### STATED EXERCISE
Look through the listing below and give the number of lines that hold "Output". Say nothing more.

### RECORDS SUPPLIED
━━━

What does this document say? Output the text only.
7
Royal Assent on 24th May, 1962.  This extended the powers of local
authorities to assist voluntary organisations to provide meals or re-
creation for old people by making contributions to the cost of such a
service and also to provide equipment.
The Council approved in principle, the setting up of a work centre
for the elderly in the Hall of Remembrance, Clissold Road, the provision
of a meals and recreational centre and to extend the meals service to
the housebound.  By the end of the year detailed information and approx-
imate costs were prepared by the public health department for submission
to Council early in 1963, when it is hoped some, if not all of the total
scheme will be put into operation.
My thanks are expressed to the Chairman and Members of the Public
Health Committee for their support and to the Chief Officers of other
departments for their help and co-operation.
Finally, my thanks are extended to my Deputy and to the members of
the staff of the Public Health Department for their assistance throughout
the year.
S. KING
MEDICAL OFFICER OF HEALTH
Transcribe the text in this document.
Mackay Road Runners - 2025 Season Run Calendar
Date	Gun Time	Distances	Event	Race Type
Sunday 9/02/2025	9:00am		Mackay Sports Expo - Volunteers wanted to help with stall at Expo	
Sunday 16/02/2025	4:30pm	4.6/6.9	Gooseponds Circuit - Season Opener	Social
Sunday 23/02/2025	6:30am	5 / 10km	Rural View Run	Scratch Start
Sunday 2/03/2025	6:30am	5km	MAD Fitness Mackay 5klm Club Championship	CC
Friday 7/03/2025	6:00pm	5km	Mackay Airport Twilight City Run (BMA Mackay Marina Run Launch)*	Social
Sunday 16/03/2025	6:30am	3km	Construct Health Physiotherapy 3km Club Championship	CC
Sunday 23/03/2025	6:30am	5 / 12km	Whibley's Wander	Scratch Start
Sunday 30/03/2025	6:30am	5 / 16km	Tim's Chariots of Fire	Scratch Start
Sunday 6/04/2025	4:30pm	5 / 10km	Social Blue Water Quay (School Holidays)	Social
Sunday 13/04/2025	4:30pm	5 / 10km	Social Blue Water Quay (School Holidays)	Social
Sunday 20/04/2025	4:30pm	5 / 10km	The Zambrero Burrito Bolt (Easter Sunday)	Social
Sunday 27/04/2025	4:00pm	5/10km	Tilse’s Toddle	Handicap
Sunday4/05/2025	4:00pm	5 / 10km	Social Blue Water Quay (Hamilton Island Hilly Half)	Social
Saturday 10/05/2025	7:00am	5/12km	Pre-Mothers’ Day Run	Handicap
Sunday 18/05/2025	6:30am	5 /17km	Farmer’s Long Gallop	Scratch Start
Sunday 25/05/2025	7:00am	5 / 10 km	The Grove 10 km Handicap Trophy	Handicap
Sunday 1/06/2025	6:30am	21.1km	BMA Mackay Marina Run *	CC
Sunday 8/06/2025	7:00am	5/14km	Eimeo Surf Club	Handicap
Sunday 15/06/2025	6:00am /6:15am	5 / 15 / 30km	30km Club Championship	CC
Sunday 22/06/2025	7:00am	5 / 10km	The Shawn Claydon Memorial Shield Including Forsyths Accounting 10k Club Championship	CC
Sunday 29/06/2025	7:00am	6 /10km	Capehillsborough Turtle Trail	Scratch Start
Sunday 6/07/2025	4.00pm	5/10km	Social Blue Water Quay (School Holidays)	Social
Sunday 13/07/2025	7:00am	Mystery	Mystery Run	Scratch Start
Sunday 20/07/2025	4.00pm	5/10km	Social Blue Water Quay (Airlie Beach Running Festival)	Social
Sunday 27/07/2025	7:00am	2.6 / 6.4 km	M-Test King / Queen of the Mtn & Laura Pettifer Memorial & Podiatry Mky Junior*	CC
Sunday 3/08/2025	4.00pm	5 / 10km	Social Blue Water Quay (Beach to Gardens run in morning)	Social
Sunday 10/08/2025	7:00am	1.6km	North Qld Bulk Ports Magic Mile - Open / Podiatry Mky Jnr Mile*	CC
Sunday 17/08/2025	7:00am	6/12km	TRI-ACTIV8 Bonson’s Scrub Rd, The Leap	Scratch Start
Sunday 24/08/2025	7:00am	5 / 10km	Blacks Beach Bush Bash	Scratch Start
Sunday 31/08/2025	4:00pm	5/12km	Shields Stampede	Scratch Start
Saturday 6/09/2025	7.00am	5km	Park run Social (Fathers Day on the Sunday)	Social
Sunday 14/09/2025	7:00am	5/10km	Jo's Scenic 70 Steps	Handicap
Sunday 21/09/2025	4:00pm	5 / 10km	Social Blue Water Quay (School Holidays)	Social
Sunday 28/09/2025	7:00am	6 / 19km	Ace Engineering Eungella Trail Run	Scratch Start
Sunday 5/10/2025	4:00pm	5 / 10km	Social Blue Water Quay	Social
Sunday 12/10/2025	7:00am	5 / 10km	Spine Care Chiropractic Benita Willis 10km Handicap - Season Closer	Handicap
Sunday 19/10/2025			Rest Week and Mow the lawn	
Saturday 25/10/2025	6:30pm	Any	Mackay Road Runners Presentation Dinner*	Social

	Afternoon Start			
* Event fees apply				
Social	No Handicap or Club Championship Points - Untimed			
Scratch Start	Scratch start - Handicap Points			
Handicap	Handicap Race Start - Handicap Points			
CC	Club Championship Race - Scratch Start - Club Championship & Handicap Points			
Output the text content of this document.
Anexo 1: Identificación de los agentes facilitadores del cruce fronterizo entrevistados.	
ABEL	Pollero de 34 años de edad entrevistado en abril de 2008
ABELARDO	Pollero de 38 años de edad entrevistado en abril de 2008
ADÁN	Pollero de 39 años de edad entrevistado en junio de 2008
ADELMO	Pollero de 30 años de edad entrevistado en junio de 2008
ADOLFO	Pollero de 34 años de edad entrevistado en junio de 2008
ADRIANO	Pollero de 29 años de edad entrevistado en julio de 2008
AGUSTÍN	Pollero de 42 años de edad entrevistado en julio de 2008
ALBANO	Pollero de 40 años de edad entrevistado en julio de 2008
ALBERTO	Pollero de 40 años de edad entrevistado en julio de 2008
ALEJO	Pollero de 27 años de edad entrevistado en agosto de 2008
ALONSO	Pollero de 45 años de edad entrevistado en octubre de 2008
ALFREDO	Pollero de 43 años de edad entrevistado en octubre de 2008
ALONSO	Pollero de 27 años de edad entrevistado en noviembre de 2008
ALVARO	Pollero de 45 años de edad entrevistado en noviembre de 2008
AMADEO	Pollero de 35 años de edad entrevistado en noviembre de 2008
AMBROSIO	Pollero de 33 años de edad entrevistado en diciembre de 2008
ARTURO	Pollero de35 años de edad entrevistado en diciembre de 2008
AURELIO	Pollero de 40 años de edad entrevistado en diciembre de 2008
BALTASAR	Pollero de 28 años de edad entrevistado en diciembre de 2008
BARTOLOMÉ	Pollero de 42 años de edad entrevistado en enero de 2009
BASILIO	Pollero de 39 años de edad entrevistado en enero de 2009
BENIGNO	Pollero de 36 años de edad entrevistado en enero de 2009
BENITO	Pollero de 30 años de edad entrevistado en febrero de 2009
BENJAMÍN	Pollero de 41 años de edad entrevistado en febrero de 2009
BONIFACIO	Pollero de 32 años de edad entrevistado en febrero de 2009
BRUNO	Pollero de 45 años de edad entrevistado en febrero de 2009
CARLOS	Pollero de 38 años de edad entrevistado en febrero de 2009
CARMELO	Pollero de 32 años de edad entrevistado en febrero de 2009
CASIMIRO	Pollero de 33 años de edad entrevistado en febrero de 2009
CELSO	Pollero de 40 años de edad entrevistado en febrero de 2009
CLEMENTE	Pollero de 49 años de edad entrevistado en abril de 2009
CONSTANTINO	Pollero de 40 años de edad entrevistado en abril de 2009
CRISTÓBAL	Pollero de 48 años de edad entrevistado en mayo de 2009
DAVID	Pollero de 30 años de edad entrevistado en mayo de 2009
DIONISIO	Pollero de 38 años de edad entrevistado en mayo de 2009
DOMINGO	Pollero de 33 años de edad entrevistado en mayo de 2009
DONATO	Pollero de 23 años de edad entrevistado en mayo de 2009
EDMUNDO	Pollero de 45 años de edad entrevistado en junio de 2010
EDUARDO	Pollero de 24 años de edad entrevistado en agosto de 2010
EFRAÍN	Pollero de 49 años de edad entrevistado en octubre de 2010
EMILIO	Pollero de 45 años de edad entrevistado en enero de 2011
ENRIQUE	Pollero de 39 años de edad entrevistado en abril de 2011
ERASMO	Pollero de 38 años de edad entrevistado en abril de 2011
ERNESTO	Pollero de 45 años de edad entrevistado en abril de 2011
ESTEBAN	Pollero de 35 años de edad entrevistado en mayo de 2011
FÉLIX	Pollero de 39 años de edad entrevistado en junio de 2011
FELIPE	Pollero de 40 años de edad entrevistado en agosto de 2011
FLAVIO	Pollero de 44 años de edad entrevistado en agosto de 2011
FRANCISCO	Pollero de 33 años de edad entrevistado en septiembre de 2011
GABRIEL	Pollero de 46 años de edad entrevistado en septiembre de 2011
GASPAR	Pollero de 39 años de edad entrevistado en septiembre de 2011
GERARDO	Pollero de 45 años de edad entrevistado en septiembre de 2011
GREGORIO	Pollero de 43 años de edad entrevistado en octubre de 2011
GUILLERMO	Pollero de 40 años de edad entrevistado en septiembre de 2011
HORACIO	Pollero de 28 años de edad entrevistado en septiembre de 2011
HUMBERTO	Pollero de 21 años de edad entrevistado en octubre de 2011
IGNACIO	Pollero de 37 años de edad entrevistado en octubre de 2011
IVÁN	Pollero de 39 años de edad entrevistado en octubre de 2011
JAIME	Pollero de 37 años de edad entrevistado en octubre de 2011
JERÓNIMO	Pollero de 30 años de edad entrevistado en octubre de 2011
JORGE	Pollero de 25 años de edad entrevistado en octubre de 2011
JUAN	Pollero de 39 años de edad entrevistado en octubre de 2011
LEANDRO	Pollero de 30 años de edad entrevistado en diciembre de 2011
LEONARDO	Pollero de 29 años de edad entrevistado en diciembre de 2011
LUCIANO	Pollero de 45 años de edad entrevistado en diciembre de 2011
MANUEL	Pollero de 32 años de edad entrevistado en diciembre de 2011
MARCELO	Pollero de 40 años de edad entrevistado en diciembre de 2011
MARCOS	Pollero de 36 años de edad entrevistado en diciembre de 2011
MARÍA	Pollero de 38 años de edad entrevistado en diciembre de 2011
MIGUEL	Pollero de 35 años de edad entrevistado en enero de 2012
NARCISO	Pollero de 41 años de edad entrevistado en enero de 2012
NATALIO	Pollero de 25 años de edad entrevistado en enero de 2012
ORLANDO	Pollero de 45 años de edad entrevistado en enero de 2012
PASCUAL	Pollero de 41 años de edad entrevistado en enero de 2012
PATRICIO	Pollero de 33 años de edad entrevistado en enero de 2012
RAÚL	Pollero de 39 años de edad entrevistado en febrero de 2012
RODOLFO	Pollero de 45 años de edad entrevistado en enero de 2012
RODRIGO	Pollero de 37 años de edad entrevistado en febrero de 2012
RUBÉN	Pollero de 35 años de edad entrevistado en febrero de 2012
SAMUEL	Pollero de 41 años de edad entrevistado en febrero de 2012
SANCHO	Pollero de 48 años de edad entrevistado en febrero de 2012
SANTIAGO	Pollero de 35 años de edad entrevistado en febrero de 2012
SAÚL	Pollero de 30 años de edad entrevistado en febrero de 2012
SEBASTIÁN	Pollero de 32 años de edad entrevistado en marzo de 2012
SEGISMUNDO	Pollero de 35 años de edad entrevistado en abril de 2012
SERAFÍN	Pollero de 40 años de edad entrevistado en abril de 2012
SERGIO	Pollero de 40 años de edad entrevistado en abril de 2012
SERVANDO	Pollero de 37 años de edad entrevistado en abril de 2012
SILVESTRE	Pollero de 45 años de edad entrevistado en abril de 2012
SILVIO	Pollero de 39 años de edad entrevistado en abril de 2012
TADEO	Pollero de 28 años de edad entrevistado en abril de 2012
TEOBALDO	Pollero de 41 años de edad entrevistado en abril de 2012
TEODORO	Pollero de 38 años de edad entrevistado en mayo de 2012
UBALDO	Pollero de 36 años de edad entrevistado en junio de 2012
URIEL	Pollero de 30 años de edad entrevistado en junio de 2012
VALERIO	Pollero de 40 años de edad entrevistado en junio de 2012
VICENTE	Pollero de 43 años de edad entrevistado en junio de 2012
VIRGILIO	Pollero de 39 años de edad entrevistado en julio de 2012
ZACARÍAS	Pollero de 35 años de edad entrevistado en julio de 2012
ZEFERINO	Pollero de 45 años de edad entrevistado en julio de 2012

━━━

### ANSWER
2